# Data entries start

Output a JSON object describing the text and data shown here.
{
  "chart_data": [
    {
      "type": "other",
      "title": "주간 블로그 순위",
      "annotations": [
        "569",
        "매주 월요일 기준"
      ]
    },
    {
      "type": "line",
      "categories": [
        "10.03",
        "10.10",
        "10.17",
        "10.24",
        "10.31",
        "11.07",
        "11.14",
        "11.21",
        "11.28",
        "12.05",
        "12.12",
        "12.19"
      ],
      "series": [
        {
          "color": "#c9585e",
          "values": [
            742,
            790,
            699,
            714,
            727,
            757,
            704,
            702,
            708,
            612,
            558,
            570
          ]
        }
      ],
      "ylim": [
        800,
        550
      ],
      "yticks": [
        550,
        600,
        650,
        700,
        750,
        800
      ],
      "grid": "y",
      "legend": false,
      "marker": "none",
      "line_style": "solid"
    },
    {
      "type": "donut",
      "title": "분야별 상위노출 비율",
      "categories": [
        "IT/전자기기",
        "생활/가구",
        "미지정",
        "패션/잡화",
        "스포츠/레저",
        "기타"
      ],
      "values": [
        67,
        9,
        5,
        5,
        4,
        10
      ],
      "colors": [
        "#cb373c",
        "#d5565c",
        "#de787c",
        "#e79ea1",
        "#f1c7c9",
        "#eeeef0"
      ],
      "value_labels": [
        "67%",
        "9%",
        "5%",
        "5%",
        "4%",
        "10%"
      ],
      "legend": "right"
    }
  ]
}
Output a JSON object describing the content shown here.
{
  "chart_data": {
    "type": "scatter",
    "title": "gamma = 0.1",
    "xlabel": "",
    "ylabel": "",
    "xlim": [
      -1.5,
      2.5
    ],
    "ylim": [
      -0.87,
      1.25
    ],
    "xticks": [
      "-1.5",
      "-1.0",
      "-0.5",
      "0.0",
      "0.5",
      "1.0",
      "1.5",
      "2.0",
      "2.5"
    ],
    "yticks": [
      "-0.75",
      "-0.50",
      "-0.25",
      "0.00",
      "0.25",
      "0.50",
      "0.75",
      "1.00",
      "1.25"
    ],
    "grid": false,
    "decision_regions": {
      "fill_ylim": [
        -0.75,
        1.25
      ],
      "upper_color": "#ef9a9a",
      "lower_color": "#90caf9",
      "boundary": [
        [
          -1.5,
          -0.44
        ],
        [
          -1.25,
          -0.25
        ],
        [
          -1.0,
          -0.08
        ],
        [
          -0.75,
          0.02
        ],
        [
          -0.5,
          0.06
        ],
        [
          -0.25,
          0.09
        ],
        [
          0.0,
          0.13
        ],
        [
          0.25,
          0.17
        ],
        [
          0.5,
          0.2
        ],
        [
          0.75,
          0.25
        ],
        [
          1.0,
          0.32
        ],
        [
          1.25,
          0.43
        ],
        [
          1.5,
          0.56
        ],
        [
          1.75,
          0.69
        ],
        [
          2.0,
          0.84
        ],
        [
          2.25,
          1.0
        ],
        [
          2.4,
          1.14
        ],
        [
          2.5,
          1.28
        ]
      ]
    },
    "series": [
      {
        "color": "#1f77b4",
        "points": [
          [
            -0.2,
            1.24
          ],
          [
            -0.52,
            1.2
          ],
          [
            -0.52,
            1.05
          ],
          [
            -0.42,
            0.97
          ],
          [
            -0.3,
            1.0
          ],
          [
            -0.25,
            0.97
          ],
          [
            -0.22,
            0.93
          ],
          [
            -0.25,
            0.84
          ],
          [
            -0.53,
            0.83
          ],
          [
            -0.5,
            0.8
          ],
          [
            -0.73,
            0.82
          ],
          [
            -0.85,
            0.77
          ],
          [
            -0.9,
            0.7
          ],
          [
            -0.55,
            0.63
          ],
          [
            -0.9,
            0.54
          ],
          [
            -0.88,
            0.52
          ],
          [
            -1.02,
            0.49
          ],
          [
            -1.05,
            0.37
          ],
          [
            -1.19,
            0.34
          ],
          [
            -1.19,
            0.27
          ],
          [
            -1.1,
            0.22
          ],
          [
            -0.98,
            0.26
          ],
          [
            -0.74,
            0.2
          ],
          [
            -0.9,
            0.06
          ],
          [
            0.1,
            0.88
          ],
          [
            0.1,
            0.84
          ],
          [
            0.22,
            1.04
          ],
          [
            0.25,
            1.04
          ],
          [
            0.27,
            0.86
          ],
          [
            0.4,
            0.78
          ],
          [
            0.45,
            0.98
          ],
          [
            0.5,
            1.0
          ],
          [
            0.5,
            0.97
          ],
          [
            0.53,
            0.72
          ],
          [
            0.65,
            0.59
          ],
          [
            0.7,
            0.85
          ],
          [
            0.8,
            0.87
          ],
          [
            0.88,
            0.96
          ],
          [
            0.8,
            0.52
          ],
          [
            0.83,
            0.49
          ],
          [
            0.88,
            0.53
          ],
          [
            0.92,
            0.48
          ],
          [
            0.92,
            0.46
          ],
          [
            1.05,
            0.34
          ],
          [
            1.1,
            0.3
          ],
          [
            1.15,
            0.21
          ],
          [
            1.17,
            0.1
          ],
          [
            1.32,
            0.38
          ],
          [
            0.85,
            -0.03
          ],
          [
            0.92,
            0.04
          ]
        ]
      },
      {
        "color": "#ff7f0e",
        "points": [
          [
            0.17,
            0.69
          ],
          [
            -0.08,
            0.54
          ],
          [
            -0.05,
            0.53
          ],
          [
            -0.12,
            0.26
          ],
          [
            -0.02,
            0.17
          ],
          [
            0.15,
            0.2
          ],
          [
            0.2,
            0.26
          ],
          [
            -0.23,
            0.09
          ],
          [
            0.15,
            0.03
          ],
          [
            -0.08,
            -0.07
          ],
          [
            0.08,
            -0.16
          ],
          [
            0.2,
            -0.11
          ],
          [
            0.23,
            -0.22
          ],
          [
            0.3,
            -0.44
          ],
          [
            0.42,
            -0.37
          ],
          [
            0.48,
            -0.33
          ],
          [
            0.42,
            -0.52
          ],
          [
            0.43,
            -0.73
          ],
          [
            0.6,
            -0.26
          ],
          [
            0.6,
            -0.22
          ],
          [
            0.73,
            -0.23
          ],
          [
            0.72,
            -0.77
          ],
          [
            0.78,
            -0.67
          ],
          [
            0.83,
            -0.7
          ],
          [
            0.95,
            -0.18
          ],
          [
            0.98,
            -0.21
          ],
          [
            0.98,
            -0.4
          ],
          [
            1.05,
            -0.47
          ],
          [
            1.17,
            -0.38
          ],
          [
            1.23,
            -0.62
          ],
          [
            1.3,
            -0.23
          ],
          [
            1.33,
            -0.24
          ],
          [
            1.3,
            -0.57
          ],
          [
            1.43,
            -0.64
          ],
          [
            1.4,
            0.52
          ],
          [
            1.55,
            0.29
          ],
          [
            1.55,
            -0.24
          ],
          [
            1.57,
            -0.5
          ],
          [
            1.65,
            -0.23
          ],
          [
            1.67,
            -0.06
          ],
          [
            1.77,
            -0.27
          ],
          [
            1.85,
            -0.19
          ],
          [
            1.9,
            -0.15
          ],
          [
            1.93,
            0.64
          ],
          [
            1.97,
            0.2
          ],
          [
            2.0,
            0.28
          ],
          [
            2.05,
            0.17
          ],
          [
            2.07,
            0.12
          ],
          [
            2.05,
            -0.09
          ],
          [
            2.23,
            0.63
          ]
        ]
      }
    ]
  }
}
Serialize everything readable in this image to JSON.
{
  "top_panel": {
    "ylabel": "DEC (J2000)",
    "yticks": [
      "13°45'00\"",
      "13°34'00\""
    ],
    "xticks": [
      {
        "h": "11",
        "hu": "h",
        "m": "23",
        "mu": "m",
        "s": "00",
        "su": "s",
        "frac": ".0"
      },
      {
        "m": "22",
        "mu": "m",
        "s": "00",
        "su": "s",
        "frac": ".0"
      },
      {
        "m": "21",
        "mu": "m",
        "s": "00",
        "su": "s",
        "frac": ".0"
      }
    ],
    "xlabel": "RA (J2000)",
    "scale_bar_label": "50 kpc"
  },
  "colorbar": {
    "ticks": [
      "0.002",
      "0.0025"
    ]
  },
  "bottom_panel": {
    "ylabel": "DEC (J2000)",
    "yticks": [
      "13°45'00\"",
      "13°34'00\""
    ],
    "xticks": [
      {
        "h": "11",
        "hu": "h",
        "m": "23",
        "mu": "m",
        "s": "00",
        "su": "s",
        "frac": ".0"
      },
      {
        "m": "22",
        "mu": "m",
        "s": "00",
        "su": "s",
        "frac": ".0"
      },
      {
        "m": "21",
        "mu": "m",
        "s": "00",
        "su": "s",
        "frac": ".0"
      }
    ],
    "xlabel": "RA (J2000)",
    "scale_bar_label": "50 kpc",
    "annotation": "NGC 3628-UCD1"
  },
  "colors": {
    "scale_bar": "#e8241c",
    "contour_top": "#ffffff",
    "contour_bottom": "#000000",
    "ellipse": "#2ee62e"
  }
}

# Data entries end

* Stated problem:
Which lines in the records above contain the string "describing"? Copy each one.

* Exercise solution:
Output a JSON object describing the text and data shown here.
Output a JSON object describing the content shown here.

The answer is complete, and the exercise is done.